Problem requirements - Print every entry, word for word, and skip the images.

begin Given data

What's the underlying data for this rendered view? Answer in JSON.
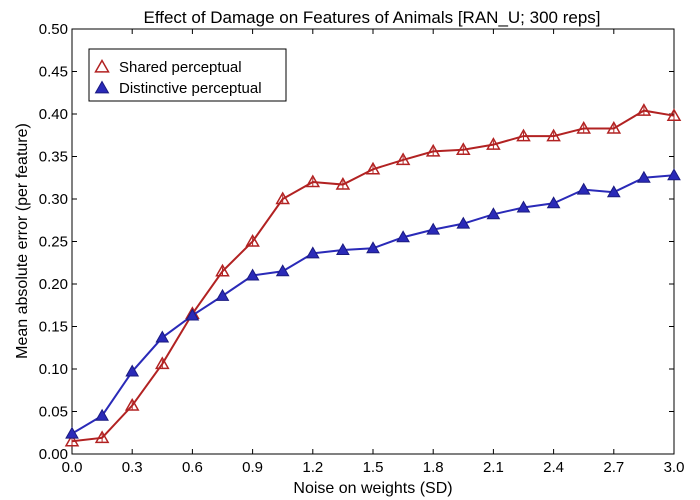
{
  "chart_data": {
    "type": "line",
    "title": "Effect of Damage on Features of Animals [RAN_U; 300 reps]",
    "xlabel": "Noise on weights (SD)",
    "ylabel": "Mean absolute error (per feature)",
    "xlim": [
      0.0,
      3.0
    ],
    "ylim": [
      0.0,
      0.5
    ],
    "xticks": [
      "0.0",
      "0.3",
      "0.6",
      "0.9",
      "1.2",
      "1.5",
      "1.8",
      "2.1",
      "2.4",
      "2.7",
      "3.0"
    ],
    "yticks": [
      "0.00",
      "0.05",
      "0.10",
      "0.15",
      "0.20",
      "0.25",
      "0.30",
      "0.35",
      "0.40",
      "0.45",
      "0.50"
    ],
    "x": [
      0.0,
      0.15,
      0.3,
      0.45,
      0.6,
      0.75,
      0.9,
      1.05,
      1.2,
      1.35,
      1.5,
      1.65,
      1.8,
      1.95,
      2.1,
      2.25,
      2.4,
      2.55,
      2.7,
      2.85,
      3.0
    ],
    "grid": false,
    "legend_position": "top-left",
    "series": [
      {
        "name": "Shared perceptual",
        "color": "#b22222",
        "marker": "open-triangle",
        "values": [
          0.015,
          0.019,
          0.057,
          0.106,
          0.165,
          0.215,
          0.25,
          0.3,
          0.32,
          0.317,
          0.335,
          0.346,
          0.356,
          0.358,
          0.364,
          0.374,
          0.374,
          0.383,
          0.383,
          0.404,
          0.398
        ]
      },
      {
        "name": "Distinctive perceptual",
        "color": "#2a2ab8",
        "marker": "filled-triangle",
        "values": [
          0.024,
          0.045,
          0.097,
          0.137,
          0.163,
          0.186,
          0.21,
          0.215,
          0.236,
          0.24,
          0.242,
          0.255,
          0.264,
          0.271,
          0.282,
          0.29,
          0.295,
          0.311,
          0.308,
          0.325,
          0.328
        ]
      }
    ]
  }
}
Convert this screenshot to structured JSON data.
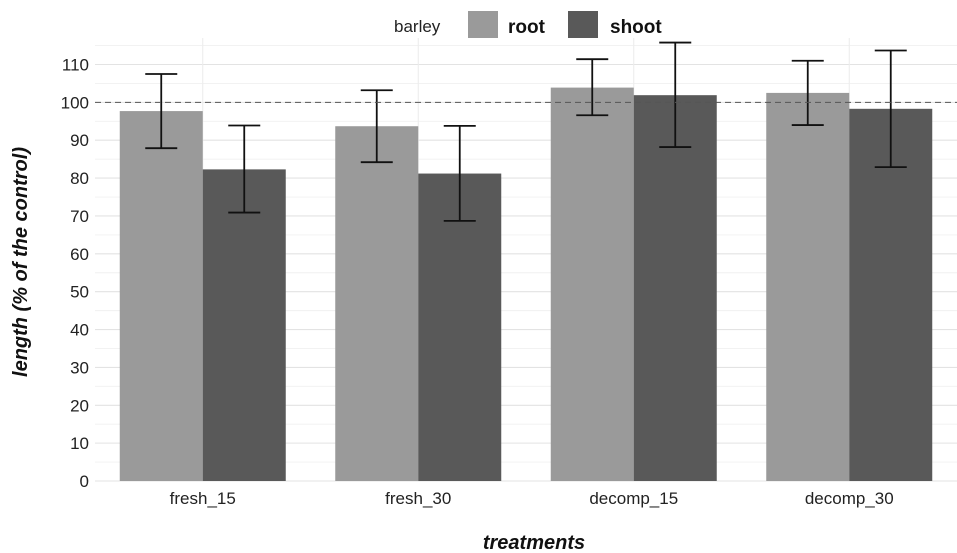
{
  "chart_data": {
    "type": "bar",
    "legend_title": "barley",
    "legend_position": "top",
    "categories": [
      "fresh_15",
      "fresh_30",
      "decomp_15",
      "decomp_30"
    ],
    "series": [
      {
        "name": "root",
        "color": "#9a9a9a",
        "values": [
          97.7,
          93.7,
          103.9,
          102.5
        ],
        "err_low": [
          87.9,
          84.2,
          96.6,
          94.0
        ],
        "err_high": [
          107.5,
          103.2,
          111.4,
          111.0
        ]
      },
      {
        "name": "shoot",
        "color": "#595959",
        "values": [
          82.3,
          81.2,
          101.9,
          98.3
        ],
        "err_low": [
          70.9,
          68.7,
          88.2,
          82.9
        ],
        "err_high": [
          93.9,
          93.8,
          115.8,
          113.7
        ]
      }
    ],
    "reference_line": 100,
    "xlabel": "treatments",
    "ylabel": "length (% of the control)",
    "ylim": [
      0,
      117
    ],
    "yticks": [
      0,
      10,
      20,
      30,
      40,
      50,
      60,
      70,
      80,
      90,
      100,
      110
    ],
    "grid": true
  }
}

end Given data

Exercise answer -
What's the underlying data for this rendered view? Answer in JSON.
{
  "chart_data": {
    "type": "line",
    "title": "Effect of Damage on Features of Animals [RAN_U; 300 reps]",
    "xlabel": "Noise on weights (SD)",
    "ylabel": "Mean absolute error (per feature)",
    "xlim": [
      0.0,
      3.0
    ],
    "ylim": [
      0.0,
      0.5
    ],
    "xticks": [
      "0.0",
      "0.3",
      "0.6",
      "0.9",
      "1.2",
      "1.5",
      "1.8",
      "2.1",
      "2.4",
      "2.7",
      "3.0"
    ],
    "yticks": [
      "0.00",
      "0.05",
      "0.10",
      "0.15",
      "0.20",
      "0.25",
      "0.30",
      "0.35",
      "0.40",
      "0.45",
      "0.50"
    ],
    "x": [
      0.0,
      0.15,
      0.3,
      0.45,
      0.6,
      0.75,
      0.9,
      1.05,
      1.2,
      1.35,
      1.5,
      1.65,
      1.8,
      1.95,
      2.1,
      2.25,
      2.4,
      2.55,
      2.7,
      2.85,
      3.0
    ],
    "grid": false,
    "legend_position": "top-left",
    "series": [
      {
        "name": "Shared perceptual",
        "color": "#b22222",
        "marker": "open-triangle",
        "values": [
          0.015,
          0.019,
          0.057,
          0.106,
          0.165,
          0.215,
          0.25,
          0.3,
          0.32,
          0.317,
          0.335,
          0.346,
          0.356,
          0.358,
          0.364,
          0.374,
          0.374,
          0.383,
          0.383,
          0.404,
          0.398
        ]
      },
      {
        "name": "Distinctive perceptual",
        "color": "#2a2ab8",
        "marker": "filled-triangle",
        "values": [
          0.024,
          0.045,
          0.097,
          0.137,
          0.163,
          0.186,
          0.21,
          0.215,
          0.236,
          0.24,
          0.242,
          0.255,
          0.264,
          0.271,
          0.282,
          0.29,
          0.295,
          0.311,
          0.308,
          0.325,
          0.328
        ]
      }
    ]
  }
}
Convert this screenshot to structured JSON data.
{
  "chart_data": {
    "type": "bar",
    "legend_title": "barley",
    "legend_position": "top",
    "categories": [
      "fresh_15",
      "fresh_30",
      "decomp_15",
      "decomp_30"
    ],
    "series": [
      {
        "name": "root",
        "color": "#9a9a9a",
        "values": [
          97.7,
          93.7,
          103.9,
          102.5
        ],
        "err_low": [
          87.9,
          84.2,
          96.6,
          94.0
        ],
        "err_high": [
          107.5,
          103.2,
          111.4,
          111.0
        ]
      },
      {
        "name": "shoot",
        "color": "#595959",
        "values": [
          82.3,
          81.2,
          101.9,
          98.3
        ],
        "err_low": [
          70.9,
          68.7,
          88.2,
          82.9
        ],
        "err_high": [
          93.9,
          93.8,
          115.8,
          113.7
        ]
      }
    ],
    "reference_line": 100,
    "xlabel": "treatments",
    "ylabel": "length (% of the control)",
    "ylim": [
      0,
      117
    ],
    "yticks": [
      0,
      10,
      20,
      30,
      40,
      50,
      60,
      70,
      80,
      90,
      100,
      110
    ],
    "grid": true
  }
}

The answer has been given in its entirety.